= What you need to do =
Can you quote the records below in full, word for word?

= Provided data =
══════

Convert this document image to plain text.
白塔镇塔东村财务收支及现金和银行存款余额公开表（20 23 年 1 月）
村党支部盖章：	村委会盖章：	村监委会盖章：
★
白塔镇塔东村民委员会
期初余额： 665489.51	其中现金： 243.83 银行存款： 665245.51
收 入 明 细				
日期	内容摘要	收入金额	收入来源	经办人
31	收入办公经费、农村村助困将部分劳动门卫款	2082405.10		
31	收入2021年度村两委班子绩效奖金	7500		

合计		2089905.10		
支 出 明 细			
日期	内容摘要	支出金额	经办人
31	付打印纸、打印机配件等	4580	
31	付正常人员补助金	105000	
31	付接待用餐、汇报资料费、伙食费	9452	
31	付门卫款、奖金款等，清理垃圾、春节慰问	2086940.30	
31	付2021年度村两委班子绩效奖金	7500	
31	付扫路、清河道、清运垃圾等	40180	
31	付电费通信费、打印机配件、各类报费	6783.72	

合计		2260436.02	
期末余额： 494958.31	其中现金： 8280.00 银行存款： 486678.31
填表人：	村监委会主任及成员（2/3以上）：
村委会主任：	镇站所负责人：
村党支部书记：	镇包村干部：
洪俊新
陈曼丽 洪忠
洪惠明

══════

= Full answer =
Convert this document image to plain text.
白塔镇塔东村财务收支及现金和银行存款余额公开表（20 23 年 1 月）
村党支部盖章：	村委会盖章：	村监委会盖章：
★
白塔镇塔东村民委员会
期初余额： 665489.51	其中现金： 243.83 银行存款： 665245.51
收 入 明 细				
日期	内容摘要	收入金额	收入来源	经办人
31	收入办公经费、农村村助困将部分劳动门卫款	2082405.10		
31	收入2021年度村两委班子绩效奖金	7500		

合计		2089905.10		
支 出 明 细			
日期	内容摘要	支出金额	经办人
31	付打印纸、打印机配件等	4580	
31	付正常人员补助金	105000	
31	付接待用餐、汇报资料费、伙食费	9452	
31	付门卫款、奖金款等，清理垃圾、春节慰问	2086940.30	
31	付2021年度村两委班子绩效奖金	7500	
31	付扫路、清河道、清运垃圾等	40180	
31	付电费通信费、打印机配件、各类报费	6783.72	

合计		2260436.02	
期末余额： 494958.31	其中现金： 8280.00 银行存款： 486678.31
填表人：	村监委会主任及成员（2/3以上）：
村委会主任：	镇站所负责人：
村党支部书记：	镇包村干部：
洪俊新
陈曼丽 洪忠
洪惠明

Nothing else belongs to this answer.